* STATED GOAL
Copy each of the entries below faithfully, setting aside any pictures.

* DATA TO PROCESS

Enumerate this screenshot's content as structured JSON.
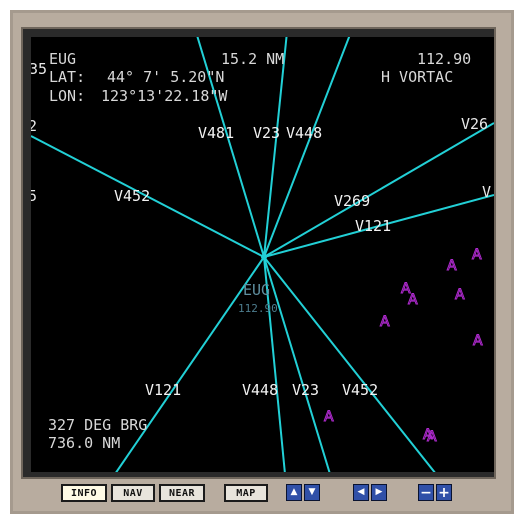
{
  "colors": {
    "airway": "#22d0d6",
    "terrain_marker": "#b02ad0",
    "text": "#d8d8d8",
    "airway_label": "#f2f2f2",
    "station_label": "#5f8fa0",
    "screen_bg": "#000000",
    "frame": "#b8ac9f"
  },
  "header": {
    "station_id": "EUG",
    "distance": "15.2 NM",
    "frequency": "112.90",
    "lat_label": "LAT:",
    "lat_value": "44° 7' 5.20\"N",
    "lon_label": "LON:",
    "lon_value": "123°13'22.18\"W",
    "station_type": "H VORTAC"
  },
  "edge_labels": {
    "left_top": "35",
    "left_mid": "2",
    "left_low": "5",
    "right_top": "V26",
    "right_mid": "V"
  },
  "airway_labels": {
    "v481": "V481",
    "v23_top": "V23",
    "v448_top": "V448",
    "v452_left": "V452",
    "v269": "V269",
    "v121_right": "V121",
    "v121_bottom": "V121",
    "v448_bottom": "V448",
    "v23_bottom": "V23",
    "v452_bottom": "V452"
  },
  "station": {
    "name": "EUG",
    "freq": "112.90"
  },
  "bearing": {
    "bearing_text": "327 DEG BRG",
    "distance_text": "736.0 NM"
  },
  "terrain": {
    "marker_glyph": "A"
  },
  "toolbar": {
    "info_label": "INFO",
    "nav_label": "NAV",
    "near_label": "NEAR",
    "map_label": "MAP",
    "up_arrow": "▲",
    "down_arrow": "▼",
    "left_arrow": "◀",
    "right_arrow": "▶",
    "minus_label": "−",
    "plus_label": "+"
  }
}
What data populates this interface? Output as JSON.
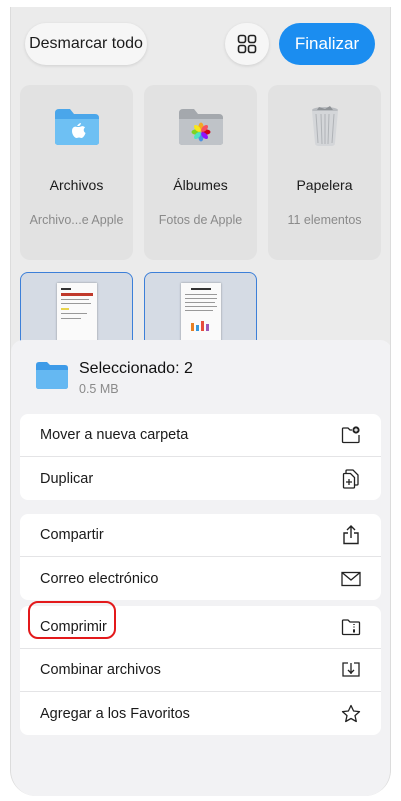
{
  "toolbar": {
    "deselect_label": "Desmarcar todo",
    "finish_label": "Finalizar"
  },
  "folders": [
    {
      "name": "Archivos",
      "subtitle": "Archivo...e Apple"
    },
    {
      "name": "Álbumes",
      "subtitle": "Fotos de Apple"
    },
    {
      "name": "Papelera",
      "subtitle": "11 elementos"
    }
  ],
  "sheet": {
    "title": "Seleccionado: 2",
    "size": "0.5 MB",
    "group1": [
      {
        "label": "Mover a nueva carpeta",
        "icon": "folder-plus-icon"
      },
      {
        "label": "Duplicar",
        "icon": "duplicate-icon"
      }
    ],
    "group2": [
      {
        "label": "Compartir",
        "icon": "share-icon"
      },
      {
        "label": "Correo electrónico",
        "icon": "mail-icon"
      }
    ],
    "group3": [
      {
        "label": "Comprimir",
        "icon": "zip-folder-icon"
      },
      {
        "label": "Combinar archivos",
        "icon": "merge-icon"
      },
      {
        "label": "Agregar a los Favoritos",
        "icon": "star-icon"
      }
    ]
  },
  "colors": {
    "accent": "#1b8df0",
    "highlight": "#e3191b",
    "folder_blue": "#5fb3ee"
  }
}
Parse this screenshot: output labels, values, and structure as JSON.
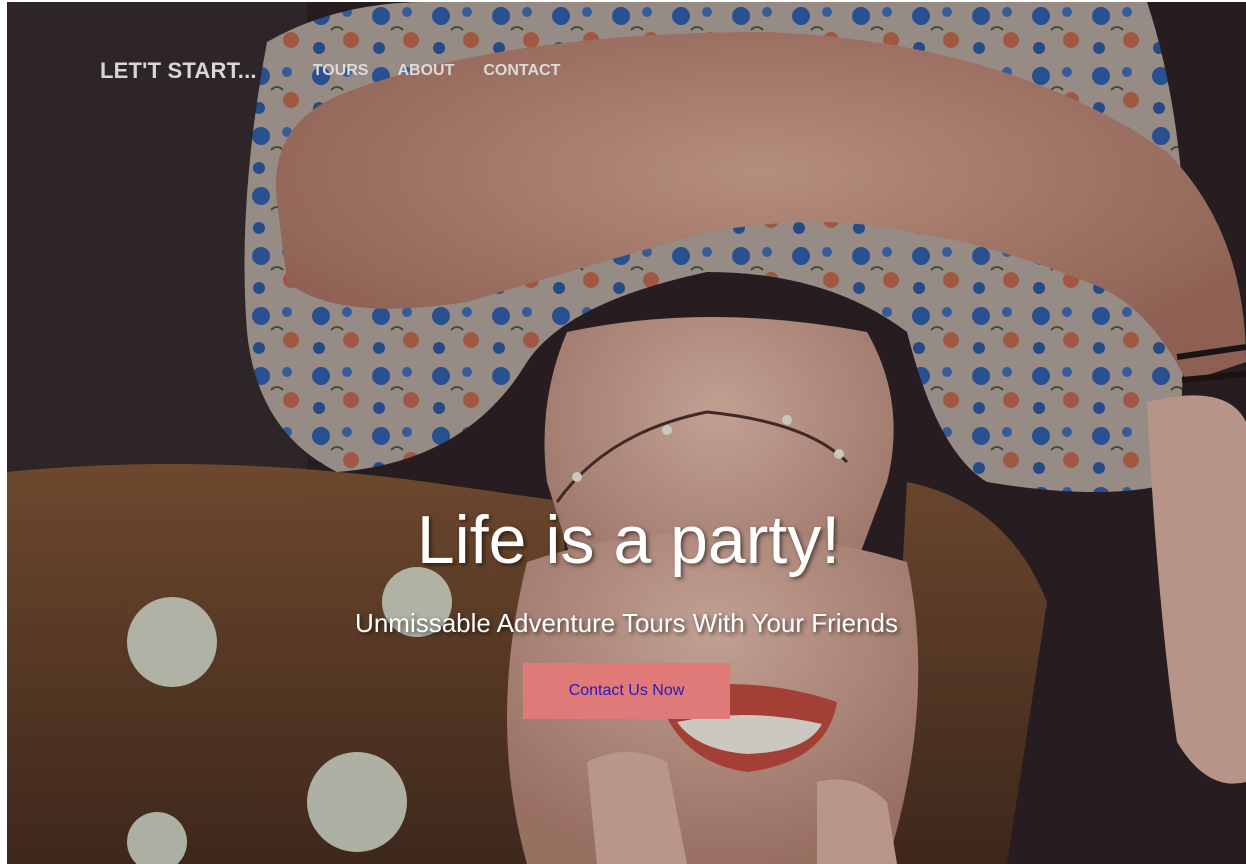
{
  "nav": {
    "brand": "LET'T START...",
    "links": [
      {
        "label": "TOURS"
      },
      {
        "label": "ABOUT"
      },
      {
        "label": "CONTACT"
      }
    ]
  },
  "hero": {
    "title": "Life is a party!",
    "subtitle": "Unmissable Adventure Tours With Your Friends",
    "cta_label": "Contact Us Now",
    "background_image": "hero-photo"
  },
  "colors": {
    "cta_background": "#e07a78",
    "cta_text": "#2a1ab8",
    "nav_text": "#dcdada",
    "hero_text": "#ffffff"
  }
}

* FINISHED ANSWER
Enumerate this screenshot's content as structured JSON.
{
  "colors": {
    "airway": "#22d0d6",
    "terrain_marker": "#b02ad0",
    "text": "#d8d8d8",
    "airway_label": "#f2f2f2",
    "station_label": "#5f8fa0",
    "screen_bg": "#000000",
    "frame": "#b8ac9f"
  },
  "header": {
    "station_id": "EUG",
    "distance": "15.2 NM",
    "frequency": "112.90",
    "lat_label": "LAT:",
    "lat_value": "44° 7' 5.20\"N",
    "lon_label": "LON:",
    "lon_value": "123°13'22.18\"W",
    "station_type": "H VORTAC"
  },
  "edge_labels": {
    "left_top": "35",
    "left_mid": "2",
    "left_low": "5",
    "right_top": "V26",
    "right_mid": "V"
  },
  "airway_labels": {
    "v481": "V481",
    "v23_top": "V23",
    "v448_top": "V448",
    "v452_left": "V452",
    "v269": "V269",
    "v121_right": "V121",
    "v121_bottom": "V121",
    "v448_bottom": "V448",
    "v23_bottom": "V23",
    "v452_bottom": "V452"
  },
  "station": {
    "name": "EUG",
    "freq": "112.90"
  },
  "bearing": {
    "bearing_text": "327 DEG BRG",
    "distance_text": "736.0 NM"
  },
  "terrain": {
    "marker_glyph": "A"
  },
  "toolbar": {
    "info_label": "INFO",
    "nav_label": "NAV",
    "near_label": "NEAR",
    "map_label": "MAP",
    "up_arrow": "▲",
    "down_arrow": "▼",
    "left_arrow": "◀",
    "right_arrow": "▶",
    "minus_label": "−",
    "plus_label": "+"
  }
}
What data populates this interface? Output as JSON.
{
  "toolbar": {
    "deselect_label": "Desmarcar todo",
    "finish_label": "Finalizar"
  },
  "folders": [
    {
      "name": "Archivos",
      "subtitle": "Archivo...e Apple"
    },
    {
      "name": "Álbumes",
      "subtitle": "Fotos de Apple"
    },
    {
      "name": "Papelera",
      "subtitle": "11 elementos"
    }
  ],
  "sheet": {
    "title": "Seleccionado: 2",
    "size": "0.5 MB",
    "group1": [
      {
        "label": "Mover a nueva carpeta",
        "icon": "folder-plus-icon"
      },
      {
        "label": "Duplicar",
        "icon": "duplicate-icon"
      }
    ],
    "group2": [
      {
        "label": "Compartir",
        "icon": "share-icon"
      },
      {
        "label": "Correo electrónico",
        "icon": "mail-icon"
      }
    ],
    "group3": [
      {
        "label": "Comprimir",
        "icon": "zip-folder-icon"
      },
      {
        "label": "Combinar archivos",
        "icon": "merge-icon"
      },
      {
        "label": "Agregar a los Favoritos",
        "icon": "star-icon"
      }
    ]
  },
  "colors": {
    "accent": "#1b8df0",
    "highlight": "#e3191b",
    "folder_blue": "#5fb3ee"
  }
}
Parse this screenshot: output labels, values, and structure as JSON.
{
  "nav": {
    "brand": "LET'T START...",
    "links": [
      {
        "label": "TOURS"
      },
      {
        "label": "ABOUT"
      },
      {
        "label": "CONTACT"
      }
    ]
  },
  "hero": {
    "title": "Life is a party!",
    "subtitle": "Unmissable Adventure Tours With Your Friends",
    "cta_label": "Contact Us Now",
    "background_image": "hero-photo"
  },
  "colors": {
    "cta_background": "#e07a78",
    "cta_text": "#2a1ab8",
    "nav_text": "#dcdada",
    "hero_text": "#ffffff"
  }
}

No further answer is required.